> _Source records_
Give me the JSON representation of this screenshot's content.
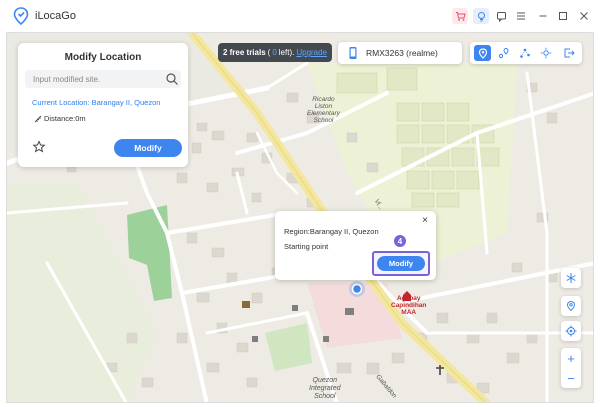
{
  "app": {
    "name": "iLocaGo"
  },
  "panel": {
    "title": "Modify Location",
    "search_placeholder": "Input modified site.",
    "current_location": "Current Location: Barangay II, Quezon",
    "distance": "Distance:0m",
    "modify_label": "Modify"
  },
  "trial": {
    "prefix": "2 free trials",
    "open": "(",
    "count": "0",
    "suffix": "left).",
    "upgrade": "Upgrade"
  },
  "device": {
    "name": "RMX3263 (realme)"
  },
  "popup": {
    "region": "Region:Barangay II, Quezon",
    "starting": "Starting point",
    "modify_label": "Modify",
    "close": "×",
    "step": "4"
  },
  "map_labels": {
    "school1": "Ricardo\nListon\nElementary\nSchool",
    "school2": "Quezon\nIntegrated\nSchool",
    "church": "Aglipay\nCapindihan\nMAA",
    "street1": "Gabaldon",
    "street2": "Vi..."
  },
  "zoom": {
    "in": "+",
    "out": "−"
  },
  "colors": {
    "accent": "#3d85ef",
    "highlight": "#7a63d8",
    "trial_bg": "#444950"
  }
}
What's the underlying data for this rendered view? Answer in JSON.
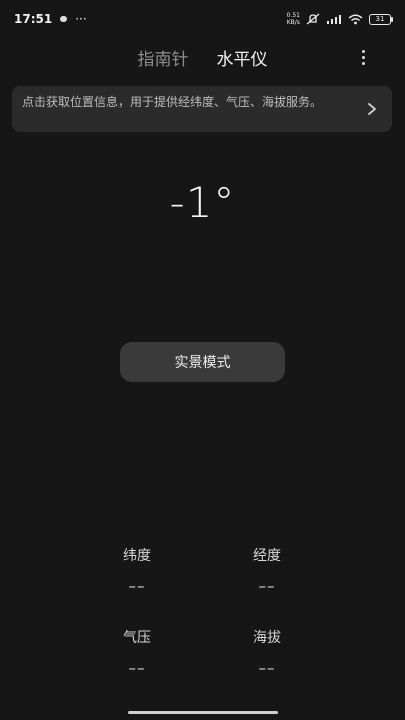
{
  "status_bar": {
    "time": "17:51",
    "more": "···",
    "net_speed_value": "0.51",
    "net_speed_unit": "KB/s",
    "battery": "31"
  },
  "header": {
    "tabs": [
      {
        "label": "指南针",
        "active": false
      },
      {
        "label": "水平仪",
        "active": true
      }
    ]
  },
  "banner": {
    "text": "点击获取位置信息，用于提供经纬度、气压、海拔服务。"
  },
  "angle": {
    "value": "-1°"
  },
  "scene_button": {
    "label": "实景模式"
  },
  "info": {
    "latitude": {
      "label": "纬度",
      "value": "––"
    },
    "longitude": {
      "label": "经度",
      "value": "––"
    },
    "pressure": {
      "label": "气压",
      "value": "––"
    },
    "altitude": {
      "label": "海拔",
      "value": "––"
    }
  }
}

> _Given request_
Drop the images and quote the entries word for word.

> _Answer_
Give me the JSON representation of this screenshot's content.
{
  "app": {
    "name": "iLocaGo"
  },
  "panel": {
    "title": "Modify Location",
    "search_placeholder": "Input modified site.",
    "current_location": "Current Location: Barangay II, Quezon",
    "distance": "Distance:0m",
    "modify_label": "Modify"
  },
  "trial": {
    "prefix": "2 free trials",
    "open": "(",
    "count": "0",
    "suffix": "left).",
    "upgrade": "Upgrade"
  },
  "device": {
    "name": "RMX3263 (realme)"
  },
  "popup": {
    "region": "Region:Barangay II, Quezon",
    "starting": "Starting point",
    "modify_label": "Modify",
    "close": "×",
    "step": "4"
  },
  "map_labels": {
    "school1": "Ricardo\nListon\nElementary\nSchool",
    "school2": "Quezon\nIntegrated\nSchool",
    "church": "Aglipay\nCapindihan\nMAA",
    "street1": "Gabaldon",
    "street2": "Vi..."
  },
  "zoom": {
    "in": "+",
    "out": "−"
  },
  "colors": {
    "accent": "#3d85ef",
    "highlight": "#7a63d8",
    "trial_bg": "#444950"
  }
}
What's the underlying data for this rendered view? Answer in JSON.
{
  "status_bar": {
    "time": "17:51",
    "more": "···",
    "net_speed_value": "0.51",
    "net_speed_unit": "KB/s",
    "battery": "31"
  },
  "header": {
    "tabs": [
      {
        "label": "指南针",
        "active": false
      },
      {
        "label": "水平仪",
        "active": true
      }
    ]
  },
  "banner": {
    "text": "点击获取位置信息，用于提供经纬度、气压、海拔服务。"
  },
  "angle": {
    "value": "-1°"
  },
  "scene_button": {
    "label": "实景模式"
  },
  "info": {
    "latitude": {
      "label": "纬度",
      "value": "––"
    },
    "longitude": {
      "label": "经度",
      "value": "––"
    },
    "pressure": {
      "label": "气压",
      "value": "––"
    },
    "altitude": {
      "label": "海拔",
      "value": "––"
    }
  }
}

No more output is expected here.